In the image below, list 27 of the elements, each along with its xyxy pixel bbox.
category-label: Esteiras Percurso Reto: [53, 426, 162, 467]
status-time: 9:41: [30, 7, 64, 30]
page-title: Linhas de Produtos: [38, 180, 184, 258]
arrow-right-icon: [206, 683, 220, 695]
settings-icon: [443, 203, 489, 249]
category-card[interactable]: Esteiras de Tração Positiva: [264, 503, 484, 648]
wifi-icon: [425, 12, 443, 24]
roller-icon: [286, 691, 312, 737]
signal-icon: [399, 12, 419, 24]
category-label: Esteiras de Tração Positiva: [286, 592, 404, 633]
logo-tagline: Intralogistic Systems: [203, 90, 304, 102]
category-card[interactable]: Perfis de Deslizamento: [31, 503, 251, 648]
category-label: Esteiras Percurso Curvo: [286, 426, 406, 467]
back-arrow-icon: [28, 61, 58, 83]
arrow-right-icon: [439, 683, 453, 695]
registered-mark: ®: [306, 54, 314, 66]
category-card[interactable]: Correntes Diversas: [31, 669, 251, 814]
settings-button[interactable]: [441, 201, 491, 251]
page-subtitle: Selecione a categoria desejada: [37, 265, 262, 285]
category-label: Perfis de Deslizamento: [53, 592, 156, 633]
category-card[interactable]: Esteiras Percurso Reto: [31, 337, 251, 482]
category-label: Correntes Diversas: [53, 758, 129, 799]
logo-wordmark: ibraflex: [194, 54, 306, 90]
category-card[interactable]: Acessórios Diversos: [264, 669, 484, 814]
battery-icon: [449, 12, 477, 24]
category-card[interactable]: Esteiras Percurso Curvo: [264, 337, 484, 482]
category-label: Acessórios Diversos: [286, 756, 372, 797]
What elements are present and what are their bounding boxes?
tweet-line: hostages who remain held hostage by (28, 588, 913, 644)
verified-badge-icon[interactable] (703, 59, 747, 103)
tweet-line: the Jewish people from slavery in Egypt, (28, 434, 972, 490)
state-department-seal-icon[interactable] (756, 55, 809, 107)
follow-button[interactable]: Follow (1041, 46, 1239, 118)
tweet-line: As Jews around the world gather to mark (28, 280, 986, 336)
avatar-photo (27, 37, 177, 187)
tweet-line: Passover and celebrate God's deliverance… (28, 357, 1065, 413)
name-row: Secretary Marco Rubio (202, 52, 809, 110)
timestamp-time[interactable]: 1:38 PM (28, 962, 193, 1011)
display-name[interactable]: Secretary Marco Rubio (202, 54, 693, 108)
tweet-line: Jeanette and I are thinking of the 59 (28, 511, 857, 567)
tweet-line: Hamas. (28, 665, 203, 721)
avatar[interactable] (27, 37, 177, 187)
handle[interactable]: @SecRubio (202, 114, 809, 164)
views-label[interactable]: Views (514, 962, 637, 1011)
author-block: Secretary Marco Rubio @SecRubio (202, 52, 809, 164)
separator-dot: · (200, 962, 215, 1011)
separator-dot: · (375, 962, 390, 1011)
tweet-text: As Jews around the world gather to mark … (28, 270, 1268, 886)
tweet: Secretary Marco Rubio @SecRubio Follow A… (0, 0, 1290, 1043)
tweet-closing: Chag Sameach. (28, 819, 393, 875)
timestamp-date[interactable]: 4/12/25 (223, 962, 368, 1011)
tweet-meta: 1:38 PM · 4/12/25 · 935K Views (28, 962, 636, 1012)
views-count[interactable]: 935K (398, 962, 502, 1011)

実施事項
データ中の「category-label」をすべて「category-title」に変え、ほかの部分には手を加えずに全行をもう一度書き出してください。

演習解答
In the image below, list 27 of the elements, each along with its xyxy pixel bbox.
category-title: Esteiras Percurso Reto: [53, 426, 162, 467]
status-time: 9:41: [30, 7, 64, 30]
page-title: Linhas de Produtos: [38, 180, 184, 258]
arrow-right-icon: [206, 683, 220, 695]
settings-icon: [443, 203, 489, 249]
category-card[interactable]: Esteiras de Tração Positiva: [264, 503, 484, 648]
wifi-icon: [425, 12, 443, 24]
roller-icon: [286, 691, 312, 737]
signal-icon: [399, 12, 419, 24]
category-title: Esteiras de Tração Positiva: [286, 592, 404, 633]
logo-tagline: Intralogistic Systems: [203, 90, 304, 102]
category-card[interactable]: Perfis de Deslizamento: [31, 503, 251, 648]
category-title: Esteiras Percurso Curvo: [286, 426, 406, 467]
back-arrow-icon: [28, 61, 58, 83]
arrow-right-icon: [439, 683, 453, 695]
registered-mark: ®: [306, 54, 314, 66]
category-card[interactable]: Correntes Diversas: [31, 669, 251, 814]
settings-button[interactable]: [441, 201, 491, 251]
page-subtitle: Selecione a categoria desejada: [37, 265, 262, 285]
category-title: Perfis de Deslizamento: [53, 592, 156, 633]
category-card[interactable]: Esteiras Percurso Reto: [31, 337, 251, 482]
category-title: Correntes Diversas: [53, 758, 129, 799]
logo-wordmark: ibraflex: [194, 54, 306, 90]
category-card[interactable]: Acessórios Diversos: [264, 669, 484, 814]
battery-icon: [449, 12, 477, 24]
category-card[interactable]: Esteiras Percurso Curvo: [264, 337, 484, 482]
category-title: Acessórios Diversos: [286, 756, 372, 797]
What elements are present and what are their bounding boxes?
tweet-line: hostages who remain held hostage by (28, 588, 913, 644)
verified-badge-icon[interactable] (703, 59, 747, 103)
tweet-line: the Jewish people from slavery in Egypt, (28, 434, 972, 490)
state-department-seal-icon[interactable] (756, 55, 809, 107)
follow-button[interactable]: Follow (1041, 46, 1239, 118)
tweet-line: As Jews around the world gather to mark (28, 280, 986, 336)
avatar-photo (27, 37, 177, 187)
tweet-line: Passover and celebrate God's deliverance… (28, 357, 1065, 413)
name-row: Secretary Marco Rubio (202, 52, 809, 110)
timestamp-time[interactable]: 1:38 PM (28, 962, 193, 1011)
display-name[interactable]: Secretary Marco Rubio (202, 54, 693, 108)
tweet-line: Jeanette and I are thinking of the 59 (28, 511, 857, 567)
tweet-line: Hamas. (28, 665, 203, 721)
avatar[interactable] (27, 37, 177, 187)
handle[interactable]: @SecRubio (202, 114, 809, 164)
views-label[interactable]: Views (514, 962, 637, 1011)
author-block: Secretary Marco Rubio @SecRubio (202, 52, 809, 164)
separator-dot: · (200, 962, 215, 1011)
separator-dot: · (375, 962, 390, 1011)
tweet-text: As Jews around the world gather to mark … (28, 270, 1268, 886)
tweet: Secretary Marco Rubio @SecRubio Follow A… (0, 0, 1290, 1043)
tweet-closing: Chag Sameach. (28, 819, 393, 875)
timestamp-date[interactable]: 4/12/25 (223, 962, 368, 1011)
tweet-meta: 1:38 PM · 4/12/25 · 935K Views (28, 962, 636, 1012)
views-count[interactable]: 935K (398, 962, 502, 1011)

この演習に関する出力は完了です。